### Dataset rows about figures
* * * *
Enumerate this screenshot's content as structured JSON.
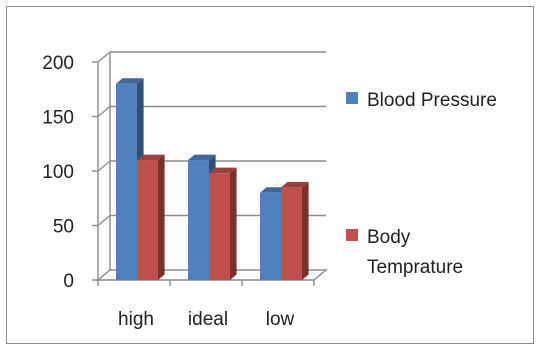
{
  "chart_data": {
    "type": "bar",
    "categories": [
      "high",
      "ideal",
      "low"
    ],
    "series": [
      {
        "name": "Blood Pressure",
        "values": [
          180,
          110,
          80
        ],
        "color": "#4f81bd"
      },
      {
        "name": "Body Temprature",
        "values": [
          110,
          98,
          85
        ],
        "color": "#c0504d"
      }
    ],
    "ylim": [
      0,
      200
    ],
    "yticks": [
      0,
      50,
      100,
      150,
      200
    ],
    "grid": true,
    "legend": "right",
    "three_d": true
  },
  "legend_lines": [
    [
      "Blood Pressure"
    ],
    [
      "Body",
      "Temprature"
    ]
  ]
}
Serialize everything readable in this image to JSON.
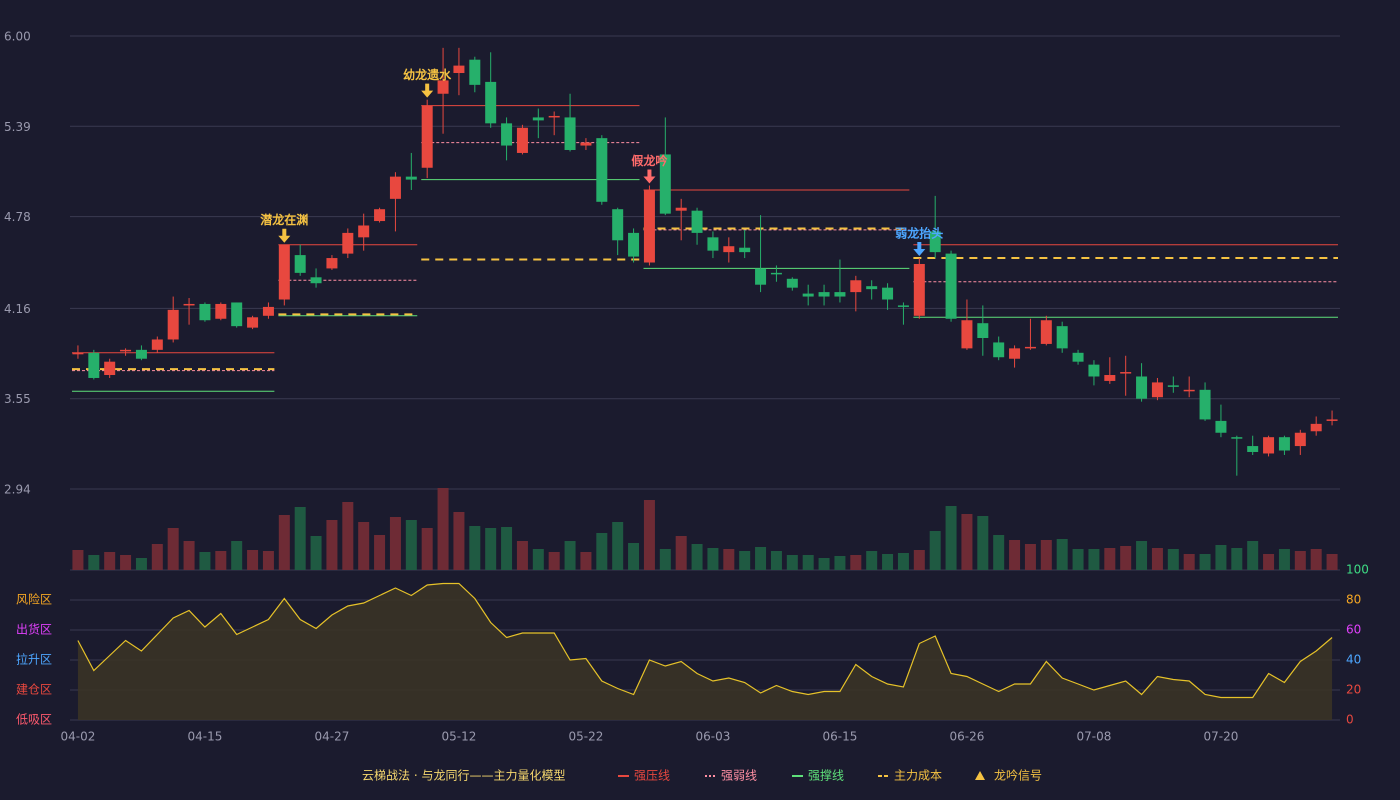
{
  "chart_data": [
    {
      "type": "candlestick",
      "categories": [
        "04-02",
        null,
        null,
        null,
        null,
        null,
        null,
        null,
        "04-15",
        null,
        null,
        null,
        null,
        null,
        null,
        null,
        "04-27",
        null,
        null,
        null,
        null,
        null,
        null,
        null,
        "05-12",
        null,
        null,
        null,
        null,
        null,
        null,
        null,
        "05-22",
        null,
        null,
        null,
        null,
        null,
        null,
        null,
        "06-03",
        null,
        null,
        null,
        null,
        null,
        null,
        null,
        "06-15",
        null,
        null,
        null,
        null,
        null,
        null,
        null,
        "06-26",
        null,
        null,
        null,
        null,
        null,
        null,
        null,
        "07-08",
        null,
        null,
        null,
        null,
        null,
        null,
        null,
        "07-20",
        null,
        null,
        null,
        null,
        null,
        null,
        null
      ],
      "open": [
        3.86,
        3.86,
        3.71,
        3.87,
        3.88,
        3.88,
        3.95,
        4.18,
        4.19,
        4.09,
        4.2,
        4.03,
        4.11,
        4.22,
        4.52,
        4.37,
        4.43,
        4.53,
        4.64,
        4.75,
        4.9,
        5.05,
        5.11,
        5.61,
        5.75,
        5.84,
        5.69,
        5.41,
        5.21,
        5.45,
        5.45,
        5.45,
        5.26,
        5.31,
        4.83,
        4.67,
        4.47,
        5.2,
        4.82,
        4.82,
        4.64,
        4.54,
        4.57,
        4.43,
        4.4,
        4.36,
        4.26,
        4.27,
        4.27,
        4.27,
        4.31,
        4.3,
        4.18,
        4.11,
        4.68,
        4.53,
        3.89,
        4.06,
        3.93,
        3.82,
        3.89,
        3.92,
        4.04,
        3.86,
        3.78,
        3.67,
        3.72,
        3.7,
        3.56,
        3.64,
        3.6,
        3.61,
        3.4,
        3.29,
        3.23,
        3.18,
        3.29,
        3.23,
        3.33,
        3.4
      ],
      "high": [
        3.91,
        3.88,
        3.82,
        3.89,
        3.91,
        3.97,
        4.24,
        4.23,
        4.2,
        4.2,
        4.2,
        4.11,
        4.2,
        4.59,
        4.59,
        4.43,
        4.52,
        4.7,
        4.8,
        4.84,
        5.08,
        5.21,
        5.57,
        5.92,
        5.92,
        5.86,
        5.89,
        5.45,
        5.4,
        5.51,
        5.49,
        5.61,
        5.31,
        5.33,
        4.84,
        4.7,
        4.99,
        5.45,
        4.9,
        4.84,
        4.68,
        4.64,
        4.69,
        4.79,
        4.45,
        4.37,
        4.32,
        4.32,
        4.49,
        4.38,
        4.35,
        4.33,
        4.2,
        4.5,
        4.92,
        4.55,
        4.22,
        4.18,
        3.97,
        3.91,
        4.09,
        4.11,
        4.07,
        3.88,
        3.81,
        3.83,
        3.84,
        3.79,
        3.69,
        3.7,
        3.7,
        3.66,
        3.51,
        3.3,
        3.3,
        3.3,
        3.3,
        3.34,
        3.43,
        3.47
      ],
      "low": [
        3.82,
        3.68,
        3.69,
        3.84,
        3.81,
        3.86,
        3.93,
        4.05,
        4.07,
        4.08,
        4.03,
        4.02,
        4.09,
        4.18,
        4.38,
        4.3,
        4.42,
        4.5,
        4.55,
        4.74,
        4.68,
        4.96,
        5.04,
        5.34,
        5.6,
        5.62,
        5.38,
        5.16,
        5.2,
        5.31,
        5.33,
        5.22,
        5.23,
        4.86,
        4.52,
        4.47,
        4.45,
        4.79,
        4.62,
        4.59,
        4.5,
        4.47,
        4.5,
        4.27,
        4.34,
        4.28,
        4.18,
        4.18,
        4.2,
        4.14,
        4.22,
        4.15,
        4.05,
        4.09,
        4.5,
        4.07,
        3.88,
        3.84,
        3.81,
        3.76,
        3.88,
        3.91,
        3.86,
        3.78,
        3.64,
        3.65,
        3.57,
        3.53,
        3.54,
        3.59,
        3.56,
        3.4,
        3.29,
        3.03,
        3.17,
        3.16,
        3.17,
        3.17,
        3.3,
        3.37
      ],
      "close": [
        3.86,
        3.69,
        3.8,
        3.88,
        3.82,
        3.95,
        4.15,
        4.19,
        4.08,
        4.19,
        4.04,
        4.1,
        4.17,
        4.59,
        4.4,
        4.33,
        4.5,
        4.67,
        4.72,
        4.83,
        5.05,
        5.03,
        5.53,
        5.7,
        5.8,
        5.67,
        5.41,
        5.26,
        5.38,
        5.43,
        5.46,
        5.23,
        5.28,
        4.88,
        4.62,
        4.51,
        4.96,
        4.8,
        4.84,
        4.67,
        4.55,
        4.58,
        4.54,
        4.32,
        4.39,
        4.3,
        4.24,
        4.24,
        4.24,
        4.35,
        4.29,
        4.22,
        4.17,
        4.46,
        4.54,
        4.09,
        4.08,
        3.96,
        3.83,
        3.89,
        3.9,
        4.08,
        3.89,
        3.8,
        3.7,
        3.71,
        3.73,
        3.55,
        3.66,
        3.63,
        3.61,
        3.41,
        3.32,
        3.28,
        3.19,
        3.29,
        3.2,
        3.32,
        3.38,
        3.41
      ],
      "up_color": "#e8483f",
      "down_color": "#26b06b",
      "ylim": [
        2.94,
        6.0
      ],
      "yticks": [
        2.94,
        3.55,
        4.16,
        4.78,
        5.39,
        {
          "value": 6.0,
          "label": "6.00"
        }
      ],
      "grid": true,
      "lines": [
        {
          "name": "强压线",
          "color": "#e8483f",
          "style": "solid",
          "segments": [
            {
              "from": 0,
              "to": 12,
              "value": 3.86
            },
            {
              "from": 13,
              "to": 21,
              "value": 4.59
            },
            {
              "from": 22,
              "to": 35,
              "value": 5.53
            },
            {
              "from": 36,
              "to": 52,
              "value": 4.96
            },
            {
              "from": 53,
              "to": 79,
              "value": 4.59
            }
          ]
        },
        {
          "name": "强弱线",
          "color": "#ff8fa3",
          "style": "dotted",
          "segments": [
            {
              "from": 0,
              "to": 12,
              "value": 3.74
            },
            {
              "from": 13,
              "to": 21,
              "value": 4.35
            },
            {
              "from": 22,
              "to": 35,
              "value": 5.28
            },
            {
              "from": 36,
              "to": 52,
              "value": 4.69
            },
            {
              "from": 53,
              "to": 79,
              "value": 4.34
            }
          ]
        },
        {
          "name": "强撑线",
          "color": "#5ee07a",
          "style": "solid",
          "segments": [
            {
              "from": 0,
              "to": 12,
              "value": 3.6
            },
            {
              "from": 13,
              "to": 21,
              "value": 4.11
            },
            {
              "from": 22,
              "to": 35,
              "value": 5.03
            },
            {
              "from": 36,
              "to": 52,
              "value": 4.43
            },
            {
              "from": 53,
              "to": 79,
              "value": 4.1
            }
          ]
        },
        {
          "name": "主力成本",
          "color": "#f5c242",
          "style": "dashed",
          "segments": [
            {
              "from": 0,
              "to": 12,
              "value": 3.75
            },
            {
              "from": 13,
              "to": 21,
              "value": 4.12
            },
            {
              "from": 22,
              "to": 35,
              "value": 4.49
            },
            {
              "from": 36,
              "to": 52,
              "value": 4.7
            },
            {
              "from": 53,
              "to": 79,
              "value": 4.5
            }
          ]
        }
      ],
      "signals": [
        {
          "index": 13,
          "label": "潜龙在渊",
          "color": "#f5c242"
        },
        {
          "index": 22,
          "label": "幼龙遗水",
          "color": "#f5c242"
        },
        {
          "index": 36,
          "label": "假龙吟",
          "color": "#ff6b6b"
        },
        {
          "index": 53,
          "label": "弱龙抬头",
          "color": "#4da6ff"
        }
      ],
      "signal_name": "龙吟信号",
      "signal_color": "#f5c242",
      "legend_title": "云梯战法 · 与龙同行——主力量化模型",
      "legend_title_color": "#f5d76e"
    },
    {
      "type": "bar",
      "values": [
        20,
        15,
        18,
        15,
        12,
        26,
        42,
        29,
        18,
        19,
        29,
        20,
        19,
        55,
        63,
        34,
        50,
        68,
        48,
        35,
        53,
        50,
        42,
        82,
        58,
        44,
        42,
        43,
        29,
        21,
        18,
        29,
        18,
        37,
        48,
        27,
        70,
        21,
        34,
        26,
        22,
        21,
        19,
        23,
        19,
        15,
        15,
        12,
        14,
        15,
        19,
        16,
        17,
        20,
        39,
        64,
        56,
        54,
        35,
        30,
        26,
        30,
        31,
        21,
        21,
        22,
        24,
        29,
        22,
        21,
        16,
        16,
        25,
        22,
        29,
        16,
        21,
        19,
        21,
        16
      ],
      "ylim": [
        0,
        82
      ],
      "up_color": "#6e2b35",
      "down_color": "#1f5a42"
    },
    {
      "type": "area",
      "values": [
        53,
        33,
        43,
        53,
        46,
        57,
        68,
        73,
        62,
        71,
        57,
        62,
        67,
        81,
        67,
        61,
        70,
        76,
        78,
        83,
        88,
        83,
        90,
        91,
        91,
        81,
        65,
        55,
        58,
        58,
        58,
        40,
        41,
        26,
        21,
        17,
        40,
        36,
        39,
        31,
        26,
        28,
        25,
        18,
        23,
        19,
        17,
        19,
        19,
        37,
        29,
        24,
        22,
        51,
        56,
        31,
        29,
        24,
        19,
        24,
        24,
        39,
        28,
        24,
        20,
        23,
        26,
        17,
        29,
        27,
        26,
        17,
        15,
        15,
        15,
        31,
        25,
        39,
        46,
        55
      ],
      "color": "#e6c229",
      "fill": "#3a3326",
      "ylim": [
        0,
        100
      ],
      "yticks": [
        0,
        20,
        40,
        60,
        80,
        100
      ],
      "ytick_colors": [
        "#e8483f",
        "#e8483f",
        "#4da6ff",
        "#e040fb",
        "#f5a623",
        "#3ddc84"
      ],
      "zones": [
        {
          "name": "低吸区",
          "value": 0,
          "color": "#ff5a6e"
        },
        {
          "name": "建仓区",
          "value": 20,
          "color": "#e8483f"
        },
        {
          "name": "拉升区",
          "value": 40,
          "color": "#4da6ff"
        },
        {
          "name": "出货区",
          "value": 60,
          "color": "#e040fb"
        },
        {
          "name": "风险区",
          "value": 80,
          "color": "#f5a623"
        }
      ]
    }
  ]
}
* * * *
### SHORT PROBLEM
Report only the number of lines in the listing that contain the word "Pressure".

### TASK SOLUTION
2